■ Given instruction
Gather, from the listing beneath this task, every line holding the string "median".

■ Supplied material

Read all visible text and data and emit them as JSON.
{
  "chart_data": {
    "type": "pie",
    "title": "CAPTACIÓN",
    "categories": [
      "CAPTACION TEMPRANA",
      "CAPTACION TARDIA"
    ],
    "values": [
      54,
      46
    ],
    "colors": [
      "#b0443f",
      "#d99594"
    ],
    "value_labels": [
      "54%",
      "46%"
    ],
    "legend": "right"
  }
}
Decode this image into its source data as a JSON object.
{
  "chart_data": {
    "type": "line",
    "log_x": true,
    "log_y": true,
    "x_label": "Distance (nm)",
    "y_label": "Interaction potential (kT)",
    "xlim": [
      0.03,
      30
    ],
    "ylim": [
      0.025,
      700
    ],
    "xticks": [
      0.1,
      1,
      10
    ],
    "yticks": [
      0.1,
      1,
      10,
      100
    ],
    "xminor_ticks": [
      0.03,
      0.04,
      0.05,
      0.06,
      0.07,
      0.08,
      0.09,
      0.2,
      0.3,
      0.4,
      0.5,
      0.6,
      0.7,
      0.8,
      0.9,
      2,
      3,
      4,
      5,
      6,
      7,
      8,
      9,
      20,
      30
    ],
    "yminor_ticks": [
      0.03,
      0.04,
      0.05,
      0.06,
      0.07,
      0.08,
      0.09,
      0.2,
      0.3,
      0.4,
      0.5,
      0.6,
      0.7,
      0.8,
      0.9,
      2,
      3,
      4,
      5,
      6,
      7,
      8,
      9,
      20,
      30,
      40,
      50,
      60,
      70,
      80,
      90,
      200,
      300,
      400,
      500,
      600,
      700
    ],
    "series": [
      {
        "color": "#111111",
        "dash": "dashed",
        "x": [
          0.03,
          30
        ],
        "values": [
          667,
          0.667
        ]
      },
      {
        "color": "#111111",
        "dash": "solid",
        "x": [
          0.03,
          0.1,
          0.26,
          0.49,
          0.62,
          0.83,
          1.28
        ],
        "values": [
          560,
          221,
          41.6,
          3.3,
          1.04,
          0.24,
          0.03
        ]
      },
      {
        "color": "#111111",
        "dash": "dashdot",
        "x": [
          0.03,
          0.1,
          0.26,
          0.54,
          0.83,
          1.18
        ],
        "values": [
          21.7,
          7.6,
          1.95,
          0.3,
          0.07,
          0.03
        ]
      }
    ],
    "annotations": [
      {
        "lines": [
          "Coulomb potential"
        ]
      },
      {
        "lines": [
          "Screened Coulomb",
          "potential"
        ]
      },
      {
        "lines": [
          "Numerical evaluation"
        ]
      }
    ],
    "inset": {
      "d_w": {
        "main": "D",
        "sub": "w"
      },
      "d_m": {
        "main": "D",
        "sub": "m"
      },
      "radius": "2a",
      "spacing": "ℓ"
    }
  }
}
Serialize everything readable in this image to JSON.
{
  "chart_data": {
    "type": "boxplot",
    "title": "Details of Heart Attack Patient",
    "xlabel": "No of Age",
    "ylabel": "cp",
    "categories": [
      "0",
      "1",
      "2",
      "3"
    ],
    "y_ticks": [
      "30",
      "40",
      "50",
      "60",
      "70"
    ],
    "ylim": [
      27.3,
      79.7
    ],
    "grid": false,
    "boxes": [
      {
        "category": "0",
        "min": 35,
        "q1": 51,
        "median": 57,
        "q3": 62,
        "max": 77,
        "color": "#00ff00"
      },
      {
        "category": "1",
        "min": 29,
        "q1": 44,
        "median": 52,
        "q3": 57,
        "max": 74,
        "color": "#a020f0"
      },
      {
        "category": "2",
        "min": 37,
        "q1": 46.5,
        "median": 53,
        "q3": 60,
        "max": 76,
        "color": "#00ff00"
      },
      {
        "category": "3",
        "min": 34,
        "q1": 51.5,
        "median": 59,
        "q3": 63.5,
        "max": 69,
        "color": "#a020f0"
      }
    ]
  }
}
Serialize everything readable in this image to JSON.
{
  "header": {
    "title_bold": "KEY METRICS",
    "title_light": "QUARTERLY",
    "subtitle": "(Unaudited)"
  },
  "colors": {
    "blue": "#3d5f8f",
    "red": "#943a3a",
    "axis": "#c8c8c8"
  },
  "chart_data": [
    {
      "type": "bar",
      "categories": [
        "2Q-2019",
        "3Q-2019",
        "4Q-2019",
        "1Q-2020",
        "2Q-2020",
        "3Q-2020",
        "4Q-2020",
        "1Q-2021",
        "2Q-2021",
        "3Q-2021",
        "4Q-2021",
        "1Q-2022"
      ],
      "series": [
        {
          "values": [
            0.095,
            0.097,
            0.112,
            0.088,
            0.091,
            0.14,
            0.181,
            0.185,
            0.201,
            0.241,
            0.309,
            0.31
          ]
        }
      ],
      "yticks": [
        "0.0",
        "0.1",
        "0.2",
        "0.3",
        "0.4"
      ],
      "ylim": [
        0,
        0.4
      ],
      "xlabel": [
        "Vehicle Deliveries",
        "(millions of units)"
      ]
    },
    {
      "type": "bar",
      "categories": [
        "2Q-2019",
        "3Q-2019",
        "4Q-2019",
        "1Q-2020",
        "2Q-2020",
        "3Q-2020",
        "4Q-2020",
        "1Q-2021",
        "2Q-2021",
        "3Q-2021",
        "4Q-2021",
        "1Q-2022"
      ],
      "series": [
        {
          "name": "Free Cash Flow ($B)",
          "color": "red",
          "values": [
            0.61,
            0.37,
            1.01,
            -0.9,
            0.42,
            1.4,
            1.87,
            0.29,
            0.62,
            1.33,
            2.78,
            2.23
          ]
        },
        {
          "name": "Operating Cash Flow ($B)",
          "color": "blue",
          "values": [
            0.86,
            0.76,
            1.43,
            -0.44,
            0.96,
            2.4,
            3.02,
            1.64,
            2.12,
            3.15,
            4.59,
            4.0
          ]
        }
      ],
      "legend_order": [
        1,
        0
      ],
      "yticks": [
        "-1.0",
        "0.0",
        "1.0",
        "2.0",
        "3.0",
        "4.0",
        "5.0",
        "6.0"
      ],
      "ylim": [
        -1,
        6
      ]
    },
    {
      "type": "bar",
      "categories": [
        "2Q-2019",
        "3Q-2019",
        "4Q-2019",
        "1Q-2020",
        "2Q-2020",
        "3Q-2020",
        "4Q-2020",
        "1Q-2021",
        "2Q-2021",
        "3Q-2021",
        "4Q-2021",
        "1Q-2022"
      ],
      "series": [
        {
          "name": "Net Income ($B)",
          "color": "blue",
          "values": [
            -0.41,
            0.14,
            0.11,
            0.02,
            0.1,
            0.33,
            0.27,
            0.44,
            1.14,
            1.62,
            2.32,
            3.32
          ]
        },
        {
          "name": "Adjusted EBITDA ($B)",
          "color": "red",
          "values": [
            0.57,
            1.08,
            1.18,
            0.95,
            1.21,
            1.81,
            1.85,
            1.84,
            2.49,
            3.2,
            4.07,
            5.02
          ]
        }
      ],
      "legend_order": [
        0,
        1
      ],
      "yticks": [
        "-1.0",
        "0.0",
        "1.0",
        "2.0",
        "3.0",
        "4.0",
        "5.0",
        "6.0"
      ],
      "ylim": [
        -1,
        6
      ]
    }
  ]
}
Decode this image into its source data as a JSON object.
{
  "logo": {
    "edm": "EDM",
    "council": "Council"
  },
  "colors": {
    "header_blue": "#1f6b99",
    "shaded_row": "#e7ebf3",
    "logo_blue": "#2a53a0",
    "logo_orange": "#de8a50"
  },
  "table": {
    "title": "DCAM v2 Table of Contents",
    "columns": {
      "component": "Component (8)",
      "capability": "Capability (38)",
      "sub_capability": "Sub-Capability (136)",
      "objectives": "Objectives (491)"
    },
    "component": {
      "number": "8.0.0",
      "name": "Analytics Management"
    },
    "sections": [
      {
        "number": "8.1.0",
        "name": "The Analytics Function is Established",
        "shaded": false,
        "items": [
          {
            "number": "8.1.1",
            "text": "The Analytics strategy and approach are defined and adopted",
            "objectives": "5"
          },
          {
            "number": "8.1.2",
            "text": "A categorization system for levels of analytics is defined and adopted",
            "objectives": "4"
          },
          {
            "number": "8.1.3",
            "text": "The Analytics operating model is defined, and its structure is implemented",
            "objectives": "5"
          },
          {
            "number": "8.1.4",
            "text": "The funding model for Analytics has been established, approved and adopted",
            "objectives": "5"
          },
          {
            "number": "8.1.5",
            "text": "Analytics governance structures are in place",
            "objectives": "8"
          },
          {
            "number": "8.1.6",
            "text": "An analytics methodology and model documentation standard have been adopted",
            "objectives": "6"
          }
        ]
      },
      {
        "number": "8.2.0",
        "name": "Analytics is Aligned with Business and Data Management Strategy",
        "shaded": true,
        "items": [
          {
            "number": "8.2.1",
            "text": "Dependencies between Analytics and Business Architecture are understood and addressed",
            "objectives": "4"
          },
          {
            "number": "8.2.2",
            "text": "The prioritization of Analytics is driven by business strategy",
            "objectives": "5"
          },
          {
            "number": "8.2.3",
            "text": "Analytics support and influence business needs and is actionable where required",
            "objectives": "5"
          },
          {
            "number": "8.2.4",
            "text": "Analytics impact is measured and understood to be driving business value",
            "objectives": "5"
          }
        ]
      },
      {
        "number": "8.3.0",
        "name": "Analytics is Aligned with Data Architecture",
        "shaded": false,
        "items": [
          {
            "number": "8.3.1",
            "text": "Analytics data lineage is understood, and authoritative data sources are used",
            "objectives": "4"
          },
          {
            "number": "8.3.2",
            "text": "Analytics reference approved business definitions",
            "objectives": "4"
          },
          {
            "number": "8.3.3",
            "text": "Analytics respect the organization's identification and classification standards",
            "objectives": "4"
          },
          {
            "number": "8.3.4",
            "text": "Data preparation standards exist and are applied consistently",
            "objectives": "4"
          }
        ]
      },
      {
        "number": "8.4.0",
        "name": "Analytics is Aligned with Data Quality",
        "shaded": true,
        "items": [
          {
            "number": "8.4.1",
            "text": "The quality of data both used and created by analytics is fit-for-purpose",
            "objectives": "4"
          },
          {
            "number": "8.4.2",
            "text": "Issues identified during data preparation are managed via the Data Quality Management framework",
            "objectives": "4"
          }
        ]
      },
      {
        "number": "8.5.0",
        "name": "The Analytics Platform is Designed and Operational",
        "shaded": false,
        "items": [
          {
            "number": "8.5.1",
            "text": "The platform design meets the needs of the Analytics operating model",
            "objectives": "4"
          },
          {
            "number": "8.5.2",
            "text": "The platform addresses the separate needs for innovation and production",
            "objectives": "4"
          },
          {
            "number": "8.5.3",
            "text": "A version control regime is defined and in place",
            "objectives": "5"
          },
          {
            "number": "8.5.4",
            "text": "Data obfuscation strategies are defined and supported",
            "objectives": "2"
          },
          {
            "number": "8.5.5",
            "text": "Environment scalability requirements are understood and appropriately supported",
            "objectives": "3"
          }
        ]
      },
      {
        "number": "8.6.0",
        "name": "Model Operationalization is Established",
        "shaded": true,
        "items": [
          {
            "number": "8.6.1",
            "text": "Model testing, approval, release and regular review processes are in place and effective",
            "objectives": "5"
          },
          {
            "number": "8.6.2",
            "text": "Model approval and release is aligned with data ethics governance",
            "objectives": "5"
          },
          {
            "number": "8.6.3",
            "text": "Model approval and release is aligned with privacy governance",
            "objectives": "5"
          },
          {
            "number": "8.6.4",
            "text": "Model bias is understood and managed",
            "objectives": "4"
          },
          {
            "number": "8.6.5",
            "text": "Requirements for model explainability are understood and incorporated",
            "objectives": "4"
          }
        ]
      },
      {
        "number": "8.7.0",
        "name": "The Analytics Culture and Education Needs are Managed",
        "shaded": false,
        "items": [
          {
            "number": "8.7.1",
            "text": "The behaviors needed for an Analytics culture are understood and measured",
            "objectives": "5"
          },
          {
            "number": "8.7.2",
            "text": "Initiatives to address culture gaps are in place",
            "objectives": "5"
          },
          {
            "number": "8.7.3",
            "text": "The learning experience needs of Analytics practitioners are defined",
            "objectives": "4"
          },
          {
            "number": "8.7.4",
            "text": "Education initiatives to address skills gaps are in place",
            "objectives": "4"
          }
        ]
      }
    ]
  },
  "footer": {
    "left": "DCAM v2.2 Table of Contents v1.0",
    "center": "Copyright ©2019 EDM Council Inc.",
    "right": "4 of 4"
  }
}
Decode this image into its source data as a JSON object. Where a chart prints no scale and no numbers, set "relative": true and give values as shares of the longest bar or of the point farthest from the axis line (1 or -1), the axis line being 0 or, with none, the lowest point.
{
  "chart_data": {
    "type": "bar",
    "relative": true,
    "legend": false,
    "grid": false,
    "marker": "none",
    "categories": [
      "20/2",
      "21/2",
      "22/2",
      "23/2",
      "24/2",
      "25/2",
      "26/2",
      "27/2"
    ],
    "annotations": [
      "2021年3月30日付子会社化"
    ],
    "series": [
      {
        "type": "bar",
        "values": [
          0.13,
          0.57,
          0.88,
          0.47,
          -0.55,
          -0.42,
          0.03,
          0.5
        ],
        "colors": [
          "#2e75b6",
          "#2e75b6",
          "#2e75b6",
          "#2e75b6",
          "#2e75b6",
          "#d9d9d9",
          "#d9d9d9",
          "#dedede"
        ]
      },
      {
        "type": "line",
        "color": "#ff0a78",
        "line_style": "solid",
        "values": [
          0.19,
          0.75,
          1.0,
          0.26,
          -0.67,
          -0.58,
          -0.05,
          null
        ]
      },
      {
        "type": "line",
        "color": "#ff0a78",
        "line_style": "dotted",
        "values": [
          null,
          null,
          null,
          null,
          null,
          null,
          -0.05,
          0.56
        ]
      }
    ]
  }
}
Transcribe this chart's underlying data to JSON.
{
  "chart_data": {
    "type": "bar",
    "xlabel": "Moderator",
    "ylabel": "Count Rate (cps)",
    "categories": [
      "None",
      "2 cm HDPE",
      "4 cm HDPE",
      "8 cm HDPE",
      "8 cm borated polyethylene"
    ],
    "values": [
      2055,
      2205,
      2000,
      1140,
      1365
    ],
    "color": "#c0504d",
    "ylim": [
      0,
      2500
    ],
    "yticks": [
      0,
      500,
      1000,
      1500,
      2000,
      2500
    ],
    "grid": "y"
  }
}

■ Answer
        "median": 57,
        "median": 52,
        "median": 53,
        "median": 59,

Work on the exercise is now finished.